[Brano da leggere]:
:::

L'art. 61 disp.att.c.c. si può definire norma di carattere eccezionale in quanto deroga al principio generale, secondo il quale la divisione può essere attuata solo con il consenso unanime dei partecipanti alla comunione. In tal senso non è suscettibile di applicazione analogica all'inversa ipotesi di fusione in un unico condominio di più edifici autonomi, mancando tra le due fattispecie una identità di ratio (Cass. civ., sez. II, 28 ottobre 1995, n. 11276). L'unica via per realizzare lo scioglimento di un condominio in entità autonome è quella sancita dal legislatore, per cui ogni determinazione assunta in sede diversa da quella naturale è nulla. Ne consegue che non assume alcuna rilevanza un verbale redatto da un gruppo spontaneo di condomini che, autonomamente, decida di nominare il proprio amministratore al fine di distaccarsi dall'unico condominio per formarne uno proprio. In tal caso, infatti, è evidente che le singole palazzine sono prive di soggettività giuridica (Trib. Roma 22 novembre 2013, n. 23488).

:::

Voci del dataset
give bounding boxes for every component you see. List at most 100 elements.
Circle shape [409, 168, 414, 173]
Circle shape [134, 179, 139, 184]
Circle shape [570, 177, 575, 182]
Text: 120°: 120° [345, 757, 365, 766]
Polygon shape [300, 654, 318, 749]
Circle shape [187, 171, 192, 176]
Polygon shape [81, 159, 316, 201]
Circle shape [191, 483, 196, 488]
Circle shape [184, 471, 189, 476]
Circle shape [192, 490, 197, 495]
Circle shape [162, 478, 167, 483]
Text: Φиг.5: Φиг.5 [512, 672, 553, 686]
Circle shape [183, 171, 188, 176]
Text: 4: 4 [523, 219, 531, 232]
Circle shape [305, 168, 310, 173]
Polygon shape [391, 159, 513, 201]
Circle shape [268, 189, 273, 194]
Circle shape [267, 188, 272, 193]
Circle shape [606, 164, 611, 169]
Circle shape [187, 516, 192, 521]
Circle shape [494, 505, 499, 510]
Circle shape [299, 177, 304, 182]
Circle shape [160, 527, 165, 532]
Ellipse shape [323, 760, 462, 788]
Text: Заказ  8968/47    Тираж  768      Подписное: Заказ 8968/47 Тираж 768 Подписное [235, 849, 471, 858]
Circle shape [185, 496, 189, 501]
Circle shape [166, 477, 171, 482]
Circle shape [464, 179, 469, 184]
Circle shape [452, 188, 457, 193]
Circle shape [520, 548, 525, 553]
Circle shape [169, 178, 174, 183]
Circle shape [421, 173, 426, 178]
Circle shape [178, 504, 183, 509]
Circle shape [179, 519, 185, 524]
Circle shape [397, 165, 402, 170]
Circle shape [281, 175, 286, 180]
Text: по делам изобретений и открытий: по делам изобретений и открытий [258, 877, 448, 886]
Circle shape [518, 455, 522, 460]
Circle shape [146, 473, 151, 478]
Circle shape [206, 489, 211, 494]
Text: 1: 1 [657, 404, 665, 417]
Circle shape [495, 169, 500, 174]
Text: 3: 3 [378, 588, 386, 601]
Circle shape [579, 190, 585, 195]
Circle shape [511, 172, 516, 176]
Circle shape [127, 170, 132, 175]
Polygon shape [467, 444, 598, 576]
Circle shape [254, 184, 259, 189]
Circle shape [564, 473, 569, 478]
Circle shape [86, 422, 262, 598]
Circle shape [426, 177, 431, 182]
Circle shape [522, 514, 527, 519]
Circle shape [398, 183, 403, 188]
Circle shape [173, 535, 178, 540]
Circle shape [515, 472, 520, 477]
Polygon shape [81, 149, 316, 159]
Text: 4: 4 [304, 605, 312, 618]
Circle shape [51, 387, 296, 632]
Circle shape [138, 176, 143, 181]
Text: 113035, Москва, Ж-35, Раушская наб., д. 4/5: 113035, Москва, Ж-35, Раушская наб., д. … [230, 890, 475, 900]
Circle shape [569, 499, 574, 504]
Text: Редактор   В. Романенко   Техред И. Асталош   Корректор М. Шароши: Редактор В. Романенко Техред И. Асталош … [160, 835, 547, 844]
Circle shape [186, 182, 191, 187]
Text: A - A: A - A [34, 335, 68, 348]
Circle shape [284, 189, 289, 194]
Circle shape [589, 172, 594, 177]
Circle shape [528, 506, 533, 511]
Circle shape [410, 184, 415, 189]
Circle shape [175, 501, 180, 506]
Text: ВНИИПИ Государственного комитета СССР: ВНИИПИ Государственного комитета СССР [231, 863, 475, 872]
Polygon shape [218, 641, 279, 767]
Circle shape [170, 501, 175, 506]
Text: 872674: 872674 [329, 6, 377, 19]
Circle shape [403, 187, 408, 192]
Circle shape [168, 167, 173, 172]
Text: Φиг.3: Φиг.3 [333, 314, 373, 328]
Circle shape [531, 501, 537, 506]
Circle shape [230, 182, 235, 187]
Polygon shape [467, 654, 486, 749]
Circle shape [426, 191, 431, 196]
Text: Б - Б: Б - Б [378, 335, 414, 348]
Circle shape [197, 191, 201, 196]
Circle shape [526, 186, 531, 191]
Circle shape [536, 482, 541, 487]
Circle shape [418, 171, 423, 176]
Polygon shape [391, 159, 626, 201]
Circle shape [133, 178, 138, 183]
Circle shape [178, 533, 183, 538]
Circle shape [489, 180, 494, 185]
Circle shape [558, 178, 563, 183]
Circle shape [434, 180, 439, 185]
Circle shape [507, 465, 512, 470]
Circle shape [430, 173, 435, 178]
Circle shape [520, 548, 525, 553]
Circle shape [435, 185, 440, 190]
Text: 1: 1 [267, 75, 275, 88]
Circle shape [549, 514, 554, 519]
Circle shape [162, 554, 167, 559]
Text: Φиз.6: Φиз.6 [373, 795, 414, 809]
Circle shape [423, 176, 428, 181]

:::

[Breve esercizio]:
Prosegui il brano sulla divisione del condominio secondo l'art. 61 disp.att.c.c., partendo dopo la sua ultima frase.

[Risposta]:
Oggetto dello scioglimento è la costruzione, che deve essere caratterizzata da un'autonomia strutturale e non gestionale od amministrativa, per cui il termine “edificio” che ricorre nelle norme richiamate, si riferisce solo ad un fabbricato con una propria indipendenza fisica che gli consenta una vita autosufficiente. Una volta accertata la sussistenza di tali presupposti la divisione del condominio unico in più edifici separati è possibile anche se rimangano in comunione tra gli originari partecipanti alcuni dei beni comuni indicati nell'art. 1117 c.c. che, come noto, ne contiene un elenco indicativo ma non esaustivo, in quanto estensibile a tutte quelle entità che svolgono una funzione utile per tutti i partecipanti. Lo scioglimento del condominio, quindi, non potrà mai prescindere dallo stato dei luoghi.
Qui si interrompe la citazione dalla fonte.